> [GIVEN RECORDS]

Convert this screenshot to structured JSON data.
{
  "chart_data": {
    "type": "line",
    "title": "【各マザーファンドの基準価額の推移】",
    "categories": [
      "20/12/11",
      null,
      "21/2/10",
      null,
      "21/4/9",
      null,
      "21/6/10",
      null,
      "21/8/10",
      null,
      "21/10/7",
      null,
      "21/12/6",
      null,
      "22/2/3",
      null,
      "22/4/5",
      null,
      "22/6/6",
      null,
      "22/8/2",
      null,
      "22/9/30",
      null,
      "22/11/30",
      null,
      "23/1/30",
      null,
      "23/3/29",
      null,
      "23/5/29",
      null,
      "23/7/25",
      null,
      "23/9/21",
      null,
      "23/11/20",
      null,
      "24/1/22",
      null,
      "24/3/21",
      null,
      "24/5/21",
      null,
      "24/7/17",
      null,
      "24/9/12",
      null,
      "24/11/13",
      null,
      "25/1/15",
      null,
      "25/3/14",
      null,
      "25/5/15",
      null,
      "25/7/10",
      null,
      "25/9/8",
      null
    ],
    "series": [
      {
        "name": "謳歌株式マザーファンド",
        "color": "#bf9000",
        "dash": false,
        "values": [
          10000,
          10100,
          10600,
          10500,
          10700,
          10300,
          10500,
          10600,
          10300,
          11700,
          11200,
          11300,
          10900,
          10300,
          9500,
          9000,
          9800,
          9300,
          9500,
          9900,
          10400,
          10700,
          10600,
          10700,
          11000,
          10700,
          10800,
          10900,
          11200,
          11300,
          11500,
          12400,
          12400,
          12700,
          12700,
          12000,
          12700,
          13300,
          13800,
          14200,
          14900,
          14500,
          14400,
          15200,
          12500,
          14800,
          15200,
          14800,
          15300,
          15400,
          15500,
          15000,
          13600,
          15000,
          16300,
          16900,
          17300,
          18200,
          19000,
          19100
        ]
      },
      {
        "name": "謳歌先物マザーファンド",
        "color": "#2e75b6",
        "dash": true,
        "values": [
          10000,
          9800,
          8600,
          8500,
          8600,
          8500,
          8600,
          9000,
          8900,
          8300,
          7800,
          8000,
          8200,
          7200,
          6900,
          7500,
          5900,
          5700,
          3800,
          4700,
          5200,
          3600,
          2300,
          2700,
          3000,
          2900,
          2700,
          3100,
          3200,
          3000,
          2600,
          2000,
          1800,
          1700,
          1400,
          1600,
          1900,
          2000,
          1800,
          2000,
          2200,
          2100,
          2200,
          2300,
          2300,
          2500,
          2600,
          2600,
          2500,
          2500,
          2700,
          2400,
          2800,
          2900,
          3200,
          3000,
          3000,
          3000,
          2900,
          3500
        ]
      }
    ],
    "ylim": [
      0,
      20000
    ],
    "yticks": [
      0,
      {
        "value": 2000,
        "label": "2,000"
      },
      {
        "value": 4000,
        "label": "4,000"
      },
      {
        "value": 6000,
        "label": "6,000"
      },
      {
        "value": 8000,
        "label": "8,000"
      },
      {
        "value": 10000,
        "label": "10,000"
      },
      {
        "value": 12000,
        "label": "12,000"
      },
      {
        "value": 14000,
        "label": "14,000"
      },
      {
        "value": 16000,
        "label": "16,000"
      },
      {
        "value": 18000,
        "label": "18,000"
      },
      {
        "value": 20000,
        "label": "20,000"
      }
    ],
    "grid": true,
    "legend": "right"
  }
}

> [YOUR TASK]
Working from the material above, retype it in its entirety without change.

> [ANSWER TO THE PROBLEM]
Convert this screenshot to structured JSON data.
{
  "chart_data": {
    "type": "line",
    "title": "【各マザーファンドの基準価額の推移】",
    "categories": [
      "20/12/11",
      null,
      "21/2/10",
      null,
      "21/4/9",
      null,
      "21/6/10",
      null,
      "21/8/10",
      null,
      "21/10/7",
      null,
      "21/12/6",
      null,
      "22/2/3",
      null,
      "22/4/5",
      null,
      "22/6/6",
      null,
      "22/8/2",
      null,
      "22/9/30",
      null,
      "22/11/30",
      null,
      "23/1/30",
      null,
      "23/3/29",
      null,
      "23/5/29",
      null,
      "23/7/25",
      null,
      "23/9/21",
      null,
      "23/11/20",
      null,
      "24/1/22",
      null,
      "24/3/21",
      null,
      "24/5/21",
      null,
      "24/7/17",
      null,
      "24/9/12",
      null,
      "24/11/13",
      null,
      "25/1/15",
      null,
      "25/3/14",
      null,
      "25/5/15",
      null,
      "25/7/10",
      null,
      "25/9/8",
      null
    ],
    "series": [
      {
        "name": "謳歌株式マザーファンド",
        "color": "#bf9000",
        "dash": false,
        "values": [
          10000,
          10100,
          10600,
          10500,
          10700,
          10300,
          10500,
          10600,
          10300,
          11700,
          11200,
          11300,
          10900,
          10300,
          9500,
          9000,
          9800,
          9300,
          9500,
          9900,
          10400,
          10700,
          10600,
          10700,
          11000,
          10700,
          10800,
          10900,
          11200,
          11300,
          11500,
          12400,
          12400,
          12700,
          12700,
          12000,
          12700,
          13300,
          13800,
          14200,
          14900,
          14500,
          14400,
          15200,
          12500,
          14800,
          15200,
          14800,
          15300,
          15400,
          15500,
          15000,
          13600,
          15000,
          16300,
          16900,
          17300,
          18200,
          19000,
          19100
        ]
      },
      {
        "name": "謳歌先物マザーファンド",
        "color": "#2e75b6",
        "dash": true,
        "values": [
          10000,
          9800,
          8600,
          8500,
          8600,
          8500,
          8600,
          9000,
          8900,
          8300,
          7800,
          8000,
          8200,
          7200,
          6900,
          7500,
          5900,
          5700,
          3800,
          4700,
          5200,
          3600,
          2300,
          2700,
          3000,
          2900,
          2700,
          3100,
          3200,
          3000,
          2600,
          2000,
          1800,
          1700,
          1400,
          1600,
          1900,
          2000,
          1800,
          2000,
          2200,
          2100,
          2200,
          2300,
          2300,
          2500,
          2600,
          2600,
          2500,
          2500,
          2700,
          2400,
          2800,
          2900,
          3200,
          3000,
          3000,
          3000,
          2900,
          3500
        ]
      }
    ],
    "ylim": [
      0,
      20000
    ],
    "yticks": [
      0,
      {
        "value": 2000,
        "label": "2,000"
      },
      {
        "value": 4000,
        "label": "4,000"
      },
      {
        "value": 6000,
        "label": "6,000"
      },
      {
        "value": 8000,
        "label": "8,000"
      },
      {
        "value": 10000,
        "label": "10,000"
      },
      {
        "value": 12000,
        "label": "12,000"
      },
      {
        "value": 14000,
        "label": "14,000"
      },
      {
        "value": 16000,
        "label": "16,000"
      },
      {
        "value": 18000,
        "label": "18,000"
      },
      {
        "value": 20000,
        "label": "20,000"
      }
    ],
    "grid": true,
    "legend": "right"
  }
}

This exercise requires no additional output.